*Records provided*.
***
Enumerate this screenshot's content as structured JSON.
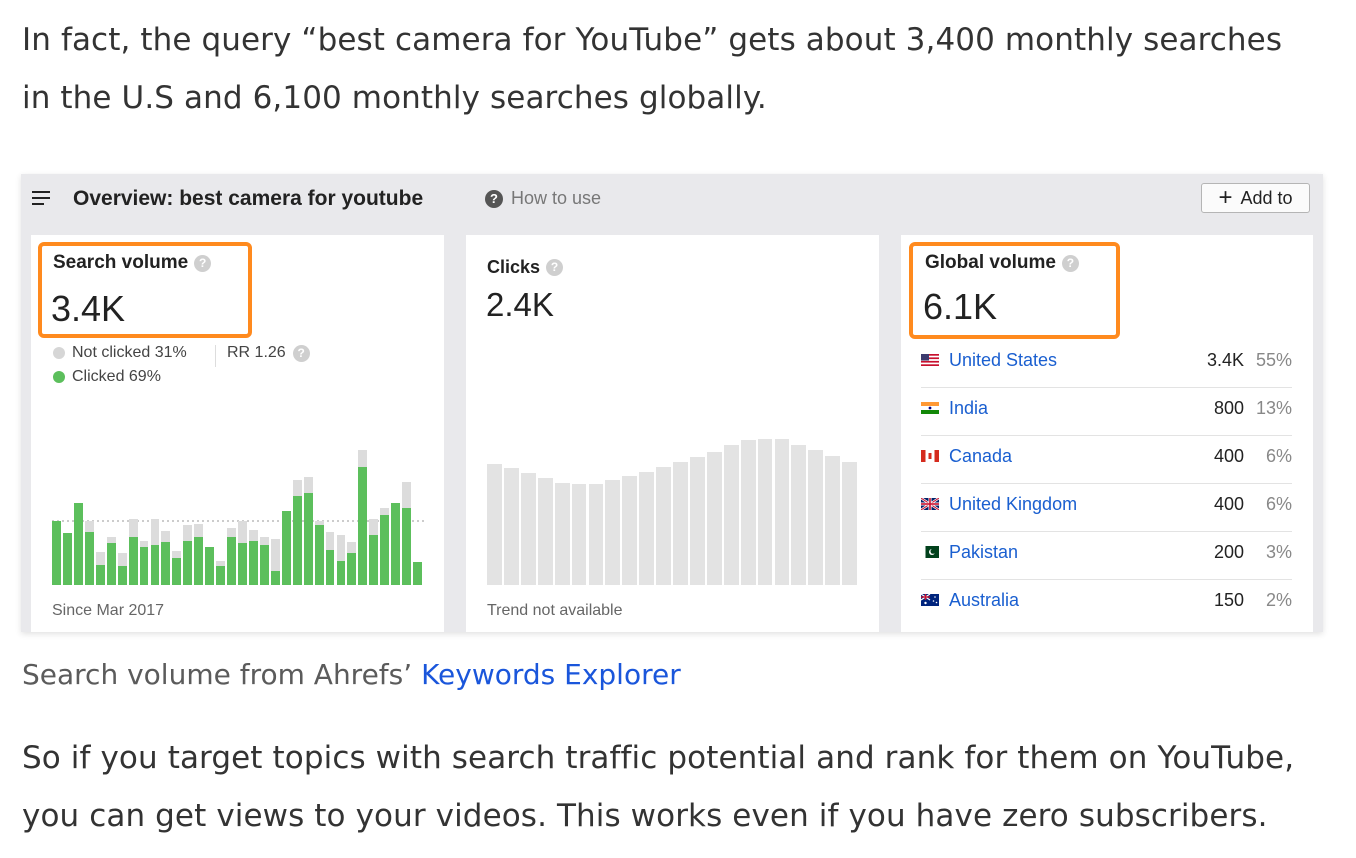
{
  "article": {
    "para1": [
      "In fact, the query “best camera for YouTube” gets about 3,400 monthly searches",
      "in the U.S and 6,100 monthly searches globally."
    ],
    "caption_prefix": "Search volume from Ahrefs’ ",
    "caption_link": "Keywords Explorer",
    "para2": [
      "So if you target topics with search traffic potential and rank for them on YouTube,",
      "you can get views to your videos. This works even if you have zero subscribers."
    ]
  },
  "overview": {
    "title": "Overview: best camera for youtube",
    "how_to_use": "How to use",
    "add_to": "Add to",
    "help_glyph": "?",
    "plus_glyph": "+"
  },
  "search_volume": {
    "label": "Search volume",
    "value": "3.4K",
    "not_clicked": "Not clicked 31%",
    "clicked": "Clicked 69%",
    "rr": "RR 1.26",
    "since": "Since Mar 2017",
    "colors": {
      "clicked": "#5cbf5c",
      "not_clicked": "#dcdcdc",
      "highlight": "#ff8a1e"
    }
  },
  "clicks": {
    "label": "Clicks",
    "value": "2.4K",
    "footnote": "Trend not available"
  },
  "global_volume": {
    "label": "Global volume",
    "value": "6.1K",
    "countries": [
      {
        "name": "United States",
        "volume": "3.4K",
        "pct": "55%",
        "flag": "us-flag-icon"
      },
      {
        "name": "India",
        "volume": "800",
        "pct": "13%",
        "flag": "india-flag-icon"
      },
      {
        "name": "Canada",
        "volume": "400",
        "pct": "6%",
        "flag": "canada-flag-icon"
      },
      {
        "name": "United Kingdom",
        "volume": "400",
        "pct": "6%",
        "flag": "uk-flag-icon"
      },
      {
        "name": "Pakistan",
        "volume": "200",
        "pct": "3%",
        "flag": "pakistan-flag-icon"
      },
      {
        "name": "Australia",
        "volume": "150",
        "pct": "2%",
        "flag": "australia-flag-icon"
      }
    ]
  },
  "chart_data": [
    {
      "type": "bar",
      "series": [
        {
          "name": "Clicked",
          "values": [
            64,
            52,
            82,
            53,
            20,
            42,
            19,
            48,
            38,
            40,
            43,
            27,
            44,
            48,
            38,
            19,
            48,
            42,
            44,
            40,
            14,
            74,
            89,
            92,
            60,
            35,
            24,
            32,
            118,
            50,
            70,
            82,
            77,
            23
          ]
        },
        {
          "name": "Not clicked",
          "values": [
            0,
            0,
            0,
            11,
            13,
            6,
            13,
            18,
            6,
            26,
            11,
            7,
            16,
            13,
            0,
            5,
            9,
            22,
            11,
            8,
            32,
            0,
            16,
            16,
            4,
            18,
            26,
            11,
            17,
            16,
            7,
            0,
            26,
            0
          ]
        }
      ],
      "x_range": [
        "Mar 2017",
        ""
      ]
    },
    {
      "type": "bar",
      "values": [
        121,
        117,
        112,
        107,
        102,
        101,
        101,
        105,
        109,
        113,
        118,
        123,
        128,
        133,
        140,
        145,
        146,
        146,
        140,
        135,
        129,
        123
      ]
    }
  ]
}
***
Transcribe each entry above exactly, apart from the pictures.

*Solution for this problem*.
Enumerate this screenshot's content as structured JSON.
{
  "article": {
    "para1": [
      "In fact, the query “best camera for YouTube” gets about 3,400 monthly searches",
      "in the U.S and 6,100 monthly searches globally."
    ],
    "caption_prefix": "Search volume from Ahrefs’ ",
    "caption_link": "Keywords Explorer",
    "para2": [
      "So if you target topics with search traffic potential and rank for them on YouTube,",
      "you can get views to your videos. This works even if you have zero subscribers."
    ]
  },
  "overview": {
    "title": "Overview: best camera for youtube",
    "how_to_use": "How to use",
    "add_to": "Add to",
    "help_glyph": "?",
    "plus_glyph": "+"
  },
  "search_volume": {
    "label": "Search volume",
    "value": "3.4K",
    "not_clicked": "Not clicked 31%",
    "clicked": "Clicked 69%",
    "rr": "RR 1.26",
    "since": "Since Mar 2017",
    "colors": {
      "clicked": "#5cbf5c",
      "not_clicked": "#dcdcdc",
      "highlight": "#ff8a1e"
    }
  },
  "clicks": {
    "label": "Clicks",
    "value": "2.4K",
    "footnote": "Trend not available"
  },
  "global_volume": {
    "label": "Global volume",
    "value": "6.1K",
    "countries": [
      {
        "name": "United States",
        "volume": "3.4K",
        "pct": "55%",
        "flag": "us-flag-icon"
      },
      {
        "name": "India",
        "volume": "800",
        "pct": "13%",
        "flag": "india-flag-icon"
      },
      {
        "name": "Canada",
        "volume": "400",
        "pct": "6%",
        "flag": "canada-flag-icon"
      },
      {
        "name": "United Kingdom",
        "volume": "400",
        "pct": "6%",
        "flag": "uk-flag-icon"
      },
      {
        "name": "Pakistan",
        "volume": "200",
        "pct": "3%",
        "flag": "pakistan-flag-icon"
      },
      {
        "name": "Australia",
        "volume": "150",
        "pct": "2%",
        "flag": "australia-flag-icon"
      }
    ]
  },
  "chart_data": [
    {
      "type": "bar",
      "series": [
        {
          "name": "Clicked",
          "values": [
            64,
            52,
            82,
            53,
            20,
            42,
            19,
            48,
            38,
            40,
            43,
            27,
            44,
            48,
            38,
            19,
            48,
            42,
            44,
            40,
            14,
            74,
            89,
            92,
            60,
            35,
            24,
            32,
            118,
            50,
            70,
            82,
            77,
            23
          ]
        },
        {
          "name": "Not clicked",
          "values": [
            0,
            0,
            0,
            11,
            13,
            6,
            13,
            18,
            6,
            26,
            11,
            7,
            16,
            13,
            0,
            5,
            9,
            22,
            11,
            8,
            32,
            0,
            16,
            16,
            4,
            18,
            26,
            11,
            17,
            16,
            7,
            0,
            26,
            0
          ]
        }
      ],
      "x_range": [
        "Mar 2017",
        ""
      ]
    },
    {
      "type": "bar",
      "values": [
        121,
        117,
        112,
        107,
        102,
        101,
        101,
        105,
        109,
        113,
        118,
        123,
        128,
        133,
        140,
        145,
        146,
        146,
        140,
        135,
        129,
        123
      ]
    }
  ]
}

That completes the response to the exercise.